• _WRITTEN REQUEST_: Your task is to copy every record exactly.

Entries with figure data
━━━━━━

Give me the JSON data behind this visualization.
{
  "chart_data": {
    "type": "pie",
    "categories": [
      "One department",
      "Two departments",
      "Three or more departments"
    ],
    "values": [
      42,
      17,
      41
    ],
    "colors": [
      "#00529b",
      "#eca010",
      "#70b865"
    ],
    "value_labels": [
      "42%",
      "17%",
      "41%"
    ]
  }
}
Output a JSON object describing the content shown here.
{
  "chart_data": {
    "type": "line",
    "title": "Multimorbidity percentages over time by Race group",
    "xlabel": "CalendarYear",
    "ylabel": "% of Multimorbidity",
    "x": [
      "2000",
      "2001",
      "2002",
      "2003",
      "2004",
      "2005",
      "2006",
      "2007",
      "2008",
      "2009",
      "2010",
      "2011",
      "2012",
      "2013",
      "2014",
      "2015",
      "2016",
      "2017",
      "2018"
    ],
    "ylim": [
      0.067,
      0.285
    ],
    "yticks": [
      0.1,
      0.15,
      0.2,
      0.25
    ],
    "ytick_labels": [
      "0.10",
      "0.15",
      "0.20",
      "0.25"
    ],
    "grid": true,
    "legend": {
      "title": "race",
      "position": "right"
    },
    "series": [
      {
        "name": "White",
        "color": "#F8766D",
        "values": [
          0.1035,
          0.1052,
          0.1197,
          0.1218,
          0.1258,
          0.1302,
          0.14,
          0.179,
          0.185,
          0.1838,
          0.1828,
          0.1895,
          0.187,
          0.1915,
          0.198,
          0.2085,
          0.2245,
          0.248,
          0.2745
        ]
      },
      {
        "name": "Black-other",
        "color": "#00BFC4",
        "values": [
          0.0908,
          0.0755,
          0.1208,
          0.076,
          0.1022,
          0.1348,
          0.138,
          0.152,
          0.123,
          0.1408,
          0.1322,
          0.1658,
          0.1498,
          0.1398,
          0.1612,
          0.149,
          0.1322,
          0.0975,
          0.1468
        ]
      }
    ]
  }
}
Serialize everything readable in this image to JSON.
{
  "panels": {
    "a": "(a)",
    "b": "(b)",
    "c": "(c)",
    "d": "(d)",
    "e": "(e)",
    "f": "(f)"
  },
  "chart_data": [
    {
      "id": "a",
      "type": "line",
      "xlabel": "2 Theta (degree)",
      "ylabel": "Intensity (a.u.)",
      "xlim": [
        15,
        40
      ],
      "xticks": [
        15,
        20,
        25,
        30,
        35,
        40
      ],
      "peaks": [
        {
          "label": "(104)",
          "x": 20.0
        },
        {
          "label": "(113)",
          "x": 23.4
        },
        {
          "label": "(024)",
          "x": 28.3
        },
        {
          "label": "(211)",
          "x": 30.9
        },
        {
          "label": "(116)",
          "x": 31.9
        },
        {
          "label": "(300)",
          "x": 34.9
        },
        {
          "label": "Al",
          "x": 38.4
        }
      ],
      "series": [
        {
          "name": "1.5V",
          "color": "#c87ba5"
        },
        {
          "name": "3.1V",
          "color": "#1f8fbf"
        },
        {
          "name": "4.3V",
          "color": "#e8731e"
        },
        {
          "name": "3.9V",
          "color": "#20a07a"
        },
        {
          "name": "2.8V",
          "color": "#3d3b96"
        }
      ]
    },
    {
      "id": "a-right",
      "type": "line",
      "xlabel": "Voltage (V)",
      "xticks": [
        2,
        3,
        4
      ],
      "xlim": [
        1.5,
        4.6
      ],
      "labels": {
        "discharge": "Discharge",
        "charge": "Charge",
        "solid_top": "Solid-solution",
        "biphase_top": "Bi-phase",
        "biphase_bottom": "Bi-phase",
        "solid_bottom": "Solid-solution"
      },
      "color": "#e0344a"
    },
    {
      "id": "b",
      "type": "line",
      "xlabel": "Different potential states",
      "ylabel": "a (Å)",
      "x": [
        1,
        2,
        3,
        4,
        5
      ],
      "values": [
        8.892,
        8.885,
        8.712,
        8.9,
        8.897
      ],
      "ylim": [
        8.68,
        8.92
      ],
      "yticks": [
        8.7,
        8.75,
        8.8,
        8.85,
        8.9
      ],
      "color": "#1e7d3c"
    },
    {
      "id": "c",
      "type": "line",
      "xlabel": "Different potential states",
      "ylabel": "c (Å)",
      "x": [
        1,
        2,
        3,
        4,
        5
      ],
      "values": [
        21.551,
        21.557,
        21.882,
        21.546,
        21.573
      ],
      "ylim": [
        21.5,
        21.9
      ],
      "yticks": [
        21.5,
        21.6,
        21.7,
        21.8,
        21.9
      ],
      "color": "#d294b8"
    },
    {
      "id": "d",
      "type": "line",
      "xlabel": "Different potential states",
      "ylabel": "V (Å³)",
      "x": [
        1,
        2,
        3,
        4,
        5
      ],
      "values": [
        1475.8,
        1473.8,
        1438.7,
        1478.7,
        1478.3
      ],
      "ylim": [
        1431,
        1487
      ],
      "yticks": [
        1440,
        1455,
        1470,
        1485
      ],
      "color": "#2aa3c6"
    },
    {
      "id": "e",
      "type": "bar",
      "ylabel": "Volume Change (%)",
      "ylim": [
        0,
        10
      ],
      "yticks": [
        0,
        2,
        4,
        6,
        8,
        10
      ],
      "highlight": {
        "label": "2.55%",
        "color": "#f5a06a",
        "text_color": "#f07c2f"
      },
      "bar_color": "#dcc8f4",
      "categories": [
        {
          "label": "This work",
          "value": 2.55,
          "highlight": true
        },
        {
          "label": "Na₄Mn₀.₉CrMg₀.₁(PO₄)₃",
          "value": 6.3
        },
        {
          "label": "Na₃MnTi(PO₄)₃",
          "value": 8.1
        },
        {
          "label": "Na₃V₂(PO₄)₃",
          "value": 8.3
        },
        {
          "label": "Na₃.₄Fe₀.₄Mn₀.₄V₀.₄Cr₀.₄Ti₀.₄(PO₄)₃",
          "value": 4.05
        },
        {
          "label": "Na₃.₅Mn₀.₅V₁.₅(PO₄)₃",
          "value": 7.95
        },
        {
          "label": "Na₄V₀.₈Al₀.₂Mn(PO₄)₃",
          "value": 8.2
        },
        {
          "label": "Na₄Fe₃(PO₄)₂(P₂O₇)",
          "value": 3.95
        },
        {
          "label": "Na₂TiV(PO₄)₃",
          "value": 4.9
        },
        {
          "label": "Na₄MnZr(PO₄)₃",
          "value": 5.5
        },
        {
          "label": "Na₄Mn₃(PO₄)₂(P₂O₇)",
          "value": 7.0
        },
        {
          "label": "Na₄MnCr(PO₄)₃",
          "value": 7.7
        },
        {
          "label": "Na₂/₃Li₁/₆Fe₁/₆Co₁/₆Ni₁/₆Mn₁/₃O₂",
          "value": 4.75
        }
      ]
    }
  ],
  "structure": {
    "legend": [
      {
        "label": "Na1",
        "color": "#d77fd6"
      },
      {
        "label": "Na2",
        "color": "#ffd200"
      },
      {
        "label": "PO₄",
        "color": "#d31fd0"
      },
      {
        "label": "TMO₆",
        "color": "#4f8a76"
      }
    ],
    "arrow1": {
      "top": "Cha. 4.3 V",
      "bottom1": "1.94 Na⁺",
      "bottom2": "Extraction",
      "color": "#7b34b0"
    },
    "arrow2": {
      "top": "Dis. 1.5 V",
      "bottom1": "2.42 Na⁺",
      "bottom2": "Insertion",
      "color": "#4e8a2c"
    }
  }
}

━━━━━━

• _ANSWER BELOW_:
Give me the JSON data behind this visualization.
{
  "chart_data": {
    "type": "pie",
    "categories": [
      "One department",
      "Two departments",
      "Three or more departments"
    ],
    "values": [
      42,
      17,
      41
    ],
    "colors": [
      "#00529b",
      "#eca010",
      "#70b865"
    ],
    "value_labels": [
      "42%",
      "17%",
      "41%"
    ]
  }
}
Output a JSON object describing the content shown here.
{
  "chart_data": {
    "type": "line",
    "title": "Multimorbidity percentages over time by Race group",
    "xlabel": "CalendarYear",
    "ylabel": "% of Multimorbidity",
    "x": [
      "2000",
      "2001",
      "2002",
      "2003",
      "2004",
      "2005",
      "2006",
      "2007",
      "2008",
      "2009",
      "2010",
      "2011",
      "2012",
      "2013",
      "2014",
      "2015",
      "2016",
      "2017",
      "2018"
    ],
    "ylim": [
      0.067,
      0.285
    ],
    "yticks": [
      0.1,
      0.15,
      0.2,
      0.25
    ],
    "ytick_labels": [
      "0.10",
      "0.15",
      "0.20",
      "0.25"
    ],
    "grid": true,
    "legend": {
      "title": "race",
      "position": "right"
    },
    "series": [
      {
        "name": "White",
        "color": "#F8766D",
        "values": [
          0.1035,
          0.1052,
          0.1197,
          0.1218,
          0.1258,
          0.1302,
          0.14,
          0.179,
          0.185,
          0.1838,
          0.1828,
          0.1895,
          0.187,
          0.1915,
          0.198,
          0.2085,
          0.2245,
          0.248,
          0.2745
        ]
      },
      {
        "name": "Black-other",
        "color": "#00BFC4",
        "values": [
          0.0908,
          0.0755,
          0.1208,
          0.076,
          0.1022,
          0.1348,
          0.138,
          0.152,
          0.123,
          0.1408,
          0.1322,
          0.1658,
          0.1498,
          0.1398,
          0.1612,
          0.149,
          0.1322,
          0.0975,
          0.1468
        ]
      }
    ]
  }
}
Serialize everything readable in this image to JSON.
{
  "panels": {
    "a": "(a)",
    "b": "(b)",
    "c": "(c)",
    "d": "(d)",
    "e": "(e)",
    "f": "(f)"
  },
  "chart_data": [
    {
      "id": "a",
      "type": "line",
      "xlabel": "2 Theta (degree)",
      "ylabel": "Intensity (a.u.)",
      "xlim": [
        15,
        40
      ],
      "xticks": [
        15,
        20,
        25,
        30,
        35,
        40
      ],
      "peaks": [
        {
          "label": "(104)",
          "x": 20.0
        },
        {
          "label": "(113)",
          "x": 23.4
        },
        {
          "label": "(024)",
          "x": 28.3
        },
        {
          "label": "(211)",
          "x": 30.9
        },
        {
          "label": "(116)",
          "x": 31.9
        },
        {
          "label": "(300)",
          "x": 34.9
        },
        {
          "label": "Al",
          "x": 38.4
        }
      ],
      "series": [
        {
          "name": "1.5V",
          "color": "#c87ba5"
        },
        {
          "name": "3.1V",
          "color": "#1f8fbf"
        },
        {
          "name": "4.3V",
          "color": "#e8731e"
        },
        {
          "name": "3.9V",
          "color": "#20a07a"
        },
        {
          "name": "2.8V",
          "color": "#3d3b96"
        }
      ]
    },
    {
      "id": "a-right",
      "type": "line",
      "xlabel": "Voltage (V)",
      "xticks": [
        2,
        3,
        4
      ],
      "xlim": [
        1.5,
        4.6
      ],
      "labels": {
        "discharge": "Discharge",
        "charge": "Charge",
        "solid_top": "Solid-solution",
        "biphase_top": "Bi-phase",
        "biphase_bottom": "Bi-phase",
        "solid_bottom": "Solid-solution"
      },
      "color": "#e0344a"
    },
    {
      "id": "b",
      "type": "line",
      "xlabel": "Different potential states",
      "ylabel": "a (Å)",
      "x": [
        1,
        2,
        3,
        4,
        5
      ],
      "values": [
        8.892,
        8.885,
        8.712,
        8.9,
        8.897
      ],
      "ylim": [
        8.68,
        8.92
      ],
      "yticks": [
        8.7,
        8.75,
        8.8,
        8.85,
        8.9
      ],
      "color": "#1e7d3c"
    },
    {
      "id": "c",
      "type": "line",
      "xlabel": "Different potential states",
      "ylabel": "c (Å)",
      "x": [
        1,
        2,
        3,
        4,
        5
      ],
      "values": [
        21.551,
        21.557,
        21.882,
        21.546,
        21.573
      ],
      "ylim": [
        21.5,
        21.9
      ],
      "yticks": [
        21.5,
        21.6,
        21.7,
        21.8,
        21.9
      ],
      "color": "#d294b8"
    },
    {
      "id": "d",
      "type": "line",
      "xlabel": "Different potential states",
      "ylabel": "V (Å³)",
      "x": [
        1,
        2,
        3,
        4,
        5
      ],
      "values": [
        1475.8,
        1473.8,
        1438.7,
        1478.7,
        1478.3
      ],
      "ylim": [
        1431,
        1487
      ],
      "yticks": [
        1440,
        1455,
        1470,
        1485
      ],
      "color": "#2aa3c6"
    },
    {
      "id": "e",
      "type": "bar",
      "ylabel": "Volume Change (%)",
      "ylim": [
        0,
        10
      ],
      "yticks": [
        0,
        2,
        4,
        6,
        8,
        10
      ],
      "highlight": {
        "label": "2.55%",
        "color": "#f5a06a",
        "text_color": "#f07c2f"
      },
      "bar_color": "#dcc8f4",
      "categories": [
        {
          "label": "This work",
          "value": 2.55,
          "highlight": true
        },
        {
          "label": "Na₄Mn₀.₉CrMg₀.₁(PO₄)₃",
          "value": 6.3
        },
        {
          "label": "Na₃MnTi(PO₄)₃",
          "value": 8.1
        },
        {
          "label": "Na₃V₂(PO₄)₃",
          "value": 8.3
        },
        {
          "label": "Na₃.₄Fe₀.₄Mn₀.₄V₀.₄Cr₀.₄Ti₀.₄(PO₄)₃",
          "value": 4.05
        },
        {
          "label": "Na₃.₅Mn₀.₅V₁.₅(PO₄)₃",
          "value": 7.95
        },
        {
          "label": "Na₄V₀.₈Al₀.₂Mn(PO₄)₃",
          "value": 8.2
        },
        {
          "label": "Na₄Fe₃(PO₄)₂(P₂O₇)",
          "value": 3.95
        },
        {
          "label": "Na₂TiV(PO₄)₃",
          "value": 4.9
        },
        {
          "label": "Na₄MnZr(PO₄)₃",
          "value": 5.5
        },
        {
          "label": "Na₄Mn₃(PO₄)₂(P₂O₇)",
          "value": 7.0
        },
        {
          "label": "Na₄MnCr(PO₄)₃",
          "value": 7.7
        },
        {
          "label": "Na₂/₃Li₁/₆Fe₁/₆Co₁/₆Ni₁/₆Mn₁/₃O₂",
          "value": 4.75
        }
      ]
    }
  ],
  "structure": {
    "legend": [
      {
        "label": "Na1",
        "color": "#d77fd6"
      },
      {
        "label": "Na2",
        "color": "#ffd200"
      },
      {
        "label": "PO₄",
        "color": "#d31fd0"
      },
      {
        "label": "TMO₆",
        "color": "#4f8a76"
      }
    ],
    "arrow1": {
      "top": "Cha. 4.3 V",
      "bottom1": "1.94 Na⁺",
      "bottom2": "Extraction",
      "color": "#7b34b0"
    },
    "arrow2": {
      "top": "Dis. 1.5 V",
      "bottom1": "2.42 Na⁺",
      "bottom2": "Insertion",
      "color": "#4e8a2c"
    }
  }
}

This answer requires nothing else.